_Pasaje extraído_:
******************************

La iglesia evangélica de nuestros días se enfrenta a uno de los peligros más importantes de los últimos tiempos, peligro que va siendo cíclico a lo largo de la historia y que afecta a las instituciones religiosas: el fariseísmo implacable y arrogante de tiempos de Jesús. No hay nada nuevo bajo el sol; como ocurrió con el antiguo Israel, cuyas estructuras religiosas se fueron haciendo cada vez más rígidas, la Iglesia se ha ido anquilosando y, lejos de renovarse (o reformarse continuamente para ser fiel al ideario de la Reforma protestante), se ha atrincherado en las formas y en las ideas de antaño sin ser capaz de dar respuesta a los problemas con los que el pueblo de Dios se enfrenta hoy y, mucho menos, de iluminar el camino a seguir para un mundo que va a la deriva.
Enrocada en la “sana doctrina”, la iglesia camina hacia la descomposición espiritual porque, mientras que los profetas antiguos y los apóstoles del Nuevo Testamento fueron capaces de presentar una mensaje inspirado en el Dios misericordioso, la iglesia está levantando muros de intolerancia hacia los que no piensan de la misma manera, señalándolos y percibiéndolos como un peligro del que hay que protegerse, igual que los fariseos de tiempos de Jesús. Mientras que el Dios de la Iglesia derriba muros de separación entre el judío y el diferente (Efesios 2.14, “de ambos pueblos hizo uno, derribando la pared intermedia de separación”), la iglesia intolerante los levanta señalándolo por no pensar de la misma manera, por no ajustarse al patrón, por cuestionar la “línea inspirada” en no sé qué tipo de dogmatismo.

******************************

_Información registrada_:

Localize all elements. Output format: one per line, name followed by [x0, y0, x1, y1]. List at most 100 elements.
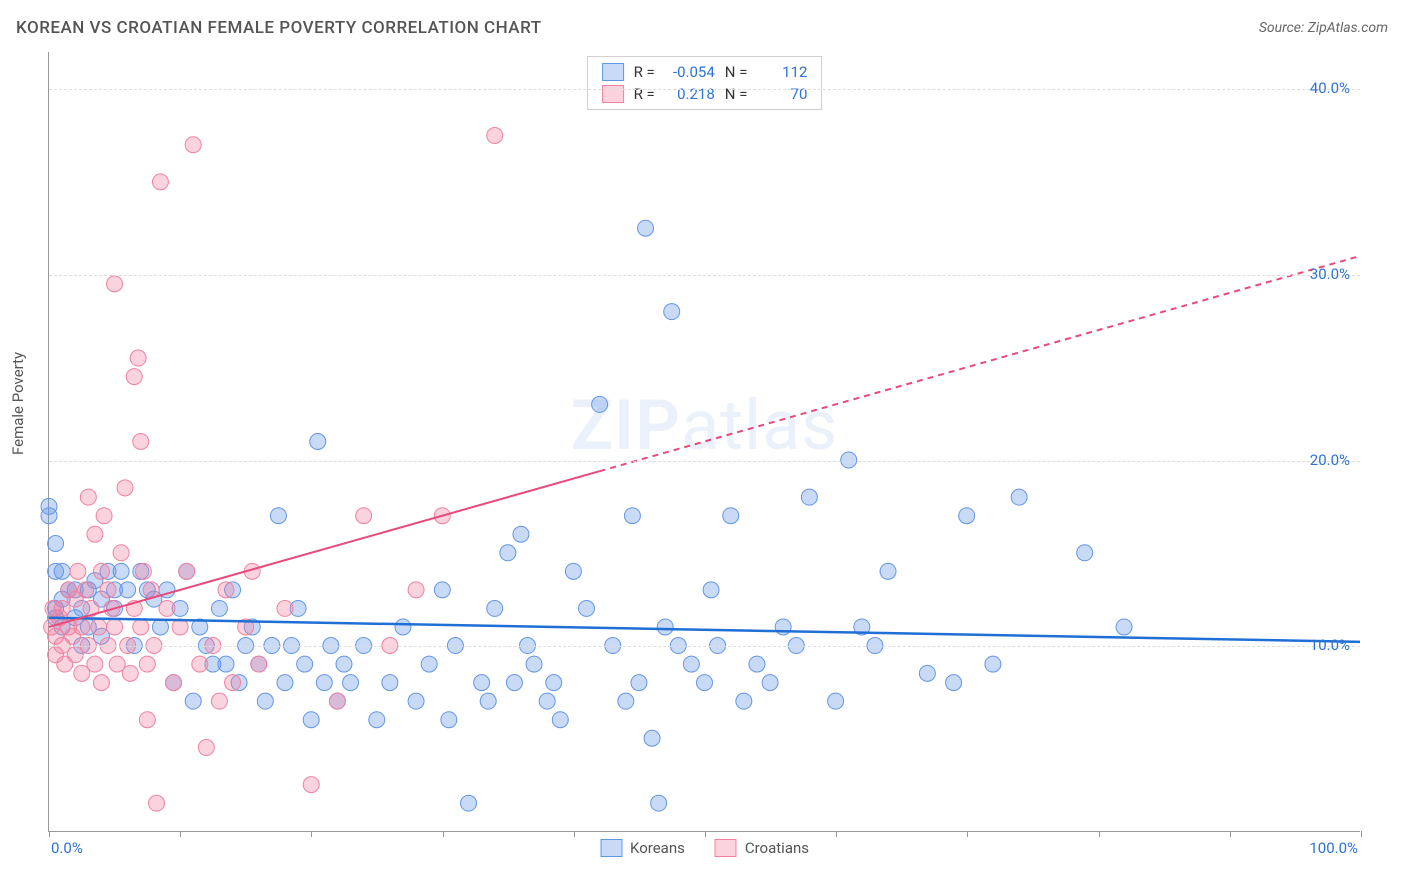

******************************

_Problema a resolver_: Devuelve, copiado sin ningún cambio, el tramo del pasaje sobre el fariseísmo en la iglesia evangélica que va desde "Enrocada en la" hasta "tipo de dogmatismo.".

_Resultado_:
Enrocada en la “sana doctrina”, la iglesia camina hacia la descomposición espiritual porque, mientras que los profetas antiguos y los apóstoles del Nuevo Testamento fueron capaces de presentar una mensaje inspirado en el Dios misericordioso, la iglesia está levantando muros de intolerancia hacia los que no piensan de la misma manera, señalándolos y percibiéndolos como un peligro del que hay que protegerse, igual que los fariseos de tiempos de Jesús. Mientras que el Dios de la Iglesia derriba muros de separación entre el judío y el diferente (Efesios 2.14, “de ambos pueblos hizo uno, derribando la pared intermedia de separación”), la iglesia intolerante los levanta señalándolo por no pensar de la misma manera, por no ajustarse al patrón, por cuestionar la “línea inspirada” en no sé qué tipo de dogmatismo.